§ Task brief:
Reply with only the number of lines that contain the string "title".

§ Extracted records:

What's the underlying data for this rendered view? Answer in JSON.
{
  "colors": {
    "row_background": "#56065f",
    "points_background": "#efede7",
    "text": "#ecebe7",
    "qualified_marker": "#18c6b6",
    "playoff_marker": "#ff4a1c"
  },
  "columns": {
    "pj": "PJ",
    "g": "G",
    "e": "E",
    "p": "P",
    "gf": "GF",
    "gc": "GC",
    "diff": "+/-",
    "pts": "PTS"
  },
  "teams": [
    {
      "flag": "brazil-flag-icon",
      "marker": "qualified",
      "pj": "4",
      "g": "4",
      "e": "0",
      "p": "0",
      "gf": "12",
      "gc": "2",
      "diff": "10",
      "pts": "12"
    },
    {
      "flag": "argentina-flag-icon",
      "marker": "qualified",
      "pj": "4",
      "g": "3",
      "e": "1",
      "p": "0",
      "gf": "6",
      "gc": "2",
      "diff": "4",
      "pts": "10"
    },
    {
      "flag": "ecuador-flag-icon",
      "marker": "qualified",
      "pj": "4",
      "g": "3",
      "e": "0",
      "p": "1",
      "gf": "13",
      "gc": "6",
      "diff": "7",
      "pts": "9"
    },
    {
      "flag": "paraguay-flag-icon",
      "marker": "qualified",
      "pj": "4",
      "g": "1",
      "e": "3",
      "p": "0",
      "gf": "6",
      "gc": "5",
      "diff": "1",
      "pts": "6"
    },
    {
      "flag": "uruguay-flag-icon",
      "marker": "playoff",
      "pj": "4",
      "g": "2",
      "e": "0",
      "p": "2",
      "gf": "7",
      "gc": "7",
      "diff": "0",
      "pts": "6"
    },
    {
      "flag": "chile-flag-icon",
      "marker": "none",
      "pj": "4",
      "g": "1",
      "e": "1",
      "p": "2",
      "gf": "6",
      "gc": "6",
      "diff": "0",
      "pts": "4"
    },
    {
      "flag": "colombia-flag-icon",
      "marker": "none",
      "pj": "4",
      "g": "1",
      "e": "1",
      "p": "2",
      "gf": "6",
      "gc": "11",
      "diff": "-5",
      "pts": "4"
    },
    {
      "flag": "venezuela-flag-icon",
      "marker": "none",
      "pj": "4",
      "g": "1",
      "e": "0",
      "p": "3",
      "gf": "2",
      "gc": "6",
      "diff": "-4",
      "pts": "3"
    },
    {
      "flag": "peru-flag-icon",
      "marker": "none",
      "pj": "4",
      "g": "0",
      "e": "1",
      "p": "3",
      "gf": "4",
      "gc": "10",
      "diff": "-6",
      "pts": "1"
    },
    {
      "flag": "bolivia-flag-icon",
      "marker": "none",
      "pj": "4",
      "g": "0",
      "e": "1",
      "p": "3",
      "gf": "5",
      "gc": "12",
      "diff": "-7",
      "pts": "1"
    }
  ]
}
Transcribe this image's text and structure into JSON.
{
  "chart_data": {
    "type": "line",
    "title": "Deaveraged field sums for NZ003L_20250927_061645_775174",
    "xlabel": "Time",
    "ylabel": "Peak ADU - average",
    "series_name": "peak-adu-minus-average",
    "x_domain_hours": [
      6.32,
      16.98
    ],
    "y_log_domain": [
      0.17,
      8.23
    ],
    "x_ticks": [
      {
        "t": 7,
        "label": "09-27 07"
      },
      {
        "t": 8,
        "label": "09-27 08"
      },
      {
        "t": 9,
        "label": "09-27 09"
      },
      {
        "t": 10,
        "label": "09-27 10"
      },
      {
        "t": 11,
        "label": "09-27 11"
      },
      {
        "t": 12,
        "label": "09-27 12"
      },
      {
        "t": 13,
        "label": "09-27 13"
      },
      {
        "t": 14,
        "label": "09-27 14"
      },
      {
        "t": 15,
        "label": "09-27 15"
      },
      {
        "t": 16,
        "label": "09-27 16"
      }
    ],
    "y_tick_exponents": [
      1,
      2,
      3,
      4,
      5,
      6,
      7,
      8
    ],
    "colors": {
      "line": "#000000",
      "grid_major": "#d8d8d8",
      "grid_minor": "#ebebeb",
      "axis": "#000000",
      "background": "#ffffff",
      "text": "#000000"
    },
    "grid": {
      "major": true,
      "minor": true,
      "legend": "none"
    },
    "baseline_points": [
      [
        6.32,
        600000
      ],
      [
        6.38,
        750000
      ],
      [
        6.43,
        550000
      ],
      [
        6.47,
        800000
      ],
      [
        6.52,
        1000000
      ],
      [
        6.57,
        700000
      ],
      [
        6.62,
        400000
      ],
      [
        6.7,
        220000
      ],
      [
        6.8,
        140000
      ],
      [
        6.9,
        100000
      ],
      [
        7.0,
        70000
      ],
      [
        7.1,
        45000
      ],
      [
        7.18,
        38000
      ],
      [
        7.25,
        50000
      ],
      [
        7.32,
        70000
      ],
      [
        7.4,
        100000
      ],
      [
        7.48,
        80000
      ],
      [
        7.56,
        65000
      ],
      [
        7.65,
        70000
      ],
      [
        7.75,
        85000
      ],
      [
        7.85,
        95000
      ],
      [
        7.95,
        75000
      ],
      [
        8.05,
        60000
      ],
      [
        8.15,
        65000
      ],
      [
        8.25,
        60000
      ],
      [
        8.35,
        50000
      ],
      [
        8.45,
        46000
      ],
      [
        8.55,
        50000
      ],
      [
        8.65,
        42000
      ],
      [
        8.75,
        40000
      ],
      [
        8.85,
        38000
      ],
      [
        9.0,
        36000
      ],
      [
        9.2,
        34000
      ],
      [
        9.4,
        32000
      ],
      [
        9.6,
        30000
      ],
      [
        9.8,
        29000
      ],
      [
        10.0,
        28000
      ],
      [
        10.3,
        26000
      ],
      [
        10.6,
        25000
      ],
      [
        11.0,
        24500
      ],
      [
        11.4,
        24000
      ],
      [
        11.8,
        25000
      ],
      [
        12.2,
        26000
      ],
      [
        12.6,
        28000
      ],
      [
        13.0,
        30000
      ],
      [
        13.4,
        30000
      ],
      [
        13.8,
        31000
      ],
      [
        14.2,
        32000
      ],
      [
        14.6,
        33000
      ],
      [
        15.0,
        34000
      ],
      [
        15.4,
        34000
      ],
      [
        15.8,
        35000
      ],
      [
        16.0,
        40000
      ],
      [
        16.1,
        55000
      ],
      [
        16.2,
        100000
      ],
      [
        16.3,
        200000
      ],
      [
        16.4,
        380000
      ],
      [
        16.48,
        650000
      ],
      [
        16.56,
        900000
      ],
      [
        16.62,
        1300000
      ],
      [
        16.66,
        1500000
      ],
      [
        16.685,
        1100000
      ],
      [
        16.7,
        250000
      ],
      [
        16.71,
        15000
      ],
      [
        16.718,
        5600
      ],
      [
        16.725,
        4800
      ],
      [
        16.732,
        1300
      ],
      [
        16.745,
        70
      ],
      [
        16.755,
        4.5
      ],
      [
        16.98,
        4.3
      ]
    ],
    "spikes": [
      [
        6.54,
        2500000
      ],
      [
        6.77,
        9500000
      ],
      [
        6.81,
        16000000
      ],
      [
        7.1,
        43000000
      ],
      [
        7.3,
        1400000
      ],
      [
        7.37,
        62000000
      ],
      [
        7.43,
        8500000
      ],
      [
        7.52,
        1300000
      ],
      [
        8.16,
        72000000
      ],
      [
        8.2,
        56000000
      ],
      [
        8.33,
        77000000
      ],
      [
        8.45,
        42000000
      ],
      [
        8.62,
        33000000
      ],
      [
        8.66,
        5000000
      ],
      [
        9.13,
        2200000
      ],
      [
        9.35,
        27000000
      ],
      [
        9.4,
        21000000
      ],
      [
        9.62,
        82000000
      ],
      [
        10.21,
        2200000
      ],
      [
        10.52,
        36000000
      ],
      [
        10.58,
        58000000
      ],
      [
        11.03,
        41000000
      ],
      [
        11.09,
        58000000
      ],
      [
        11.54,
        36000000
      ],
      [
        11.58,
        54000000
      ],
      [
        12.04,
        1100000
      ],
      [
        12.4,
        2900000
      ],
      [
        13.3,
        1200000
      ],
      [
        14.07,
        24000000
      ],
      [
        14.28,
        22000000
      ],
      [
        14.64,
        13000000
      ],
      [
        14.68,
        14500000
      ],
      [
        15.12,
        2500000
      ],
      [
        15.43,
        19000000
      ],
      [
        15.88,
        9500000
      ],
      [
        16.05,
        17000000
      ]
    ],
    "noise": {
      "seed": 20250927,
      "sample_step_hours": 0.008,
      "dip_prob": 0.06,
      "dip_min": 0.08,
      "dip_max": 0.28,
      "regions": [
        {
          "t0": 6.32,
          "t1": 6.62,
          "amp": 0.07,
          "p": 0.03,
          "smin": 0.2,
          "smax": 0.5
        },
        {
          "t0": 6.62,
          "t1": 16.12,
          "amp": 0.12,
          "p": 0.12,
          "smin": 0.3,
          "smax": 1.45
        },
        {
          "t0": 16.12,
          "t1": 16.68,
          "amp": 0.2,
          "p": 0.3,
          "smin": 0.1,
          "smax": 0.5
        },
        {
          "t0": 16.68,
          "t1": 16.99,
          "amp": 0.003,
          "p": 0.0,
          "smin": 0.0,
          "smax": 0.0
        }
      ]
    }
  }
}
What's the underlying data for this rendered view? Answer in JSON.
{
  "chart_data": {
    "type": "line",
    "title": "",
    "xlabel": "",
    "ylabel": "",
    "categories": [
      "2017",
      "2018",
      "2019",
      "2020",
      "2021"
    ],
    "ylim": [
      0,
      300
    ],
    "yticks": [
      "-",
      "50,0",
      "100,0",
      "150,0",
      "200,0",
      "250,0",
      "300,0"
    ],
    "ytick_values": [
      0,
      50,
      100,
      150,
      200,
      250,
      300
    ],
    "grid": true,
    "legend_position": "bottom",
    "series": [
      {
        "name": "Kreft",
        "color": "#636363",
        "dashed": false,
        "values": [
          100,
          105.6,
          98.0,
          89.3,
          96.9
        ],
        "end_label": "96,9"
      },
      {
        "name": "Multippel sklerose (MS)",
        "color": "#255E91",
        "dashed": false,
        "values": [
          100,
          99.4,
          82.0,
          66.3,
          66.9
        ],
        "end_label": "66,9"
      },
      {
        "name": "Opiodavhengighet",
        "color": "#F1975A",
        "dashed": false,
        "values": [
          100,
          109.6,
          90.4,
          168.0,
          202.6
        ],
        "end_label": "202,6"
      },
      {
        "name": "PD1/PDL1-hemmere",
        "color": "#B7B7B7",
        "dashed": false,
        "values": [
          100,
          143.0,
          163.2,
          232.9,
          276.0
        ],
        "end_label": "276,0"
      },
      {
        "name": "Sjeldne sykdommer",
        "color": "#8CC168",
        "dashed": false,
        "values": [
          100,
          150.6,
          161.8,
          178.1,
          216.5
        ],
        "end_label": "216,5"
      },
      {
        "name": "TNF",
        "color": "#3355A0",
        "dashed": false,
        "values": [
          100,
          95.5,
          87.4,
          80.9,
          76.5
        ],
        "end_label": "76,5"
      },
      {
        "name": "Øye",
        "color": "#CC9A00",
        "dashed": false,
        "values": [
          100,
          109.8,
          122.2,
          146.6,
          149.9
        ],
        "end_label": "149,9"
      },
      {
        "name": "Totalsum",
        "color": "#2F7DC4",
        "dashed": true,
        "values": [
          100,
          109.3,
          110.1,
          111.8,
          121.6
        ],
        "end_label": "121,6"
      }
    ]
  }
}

§ Response to the task:
2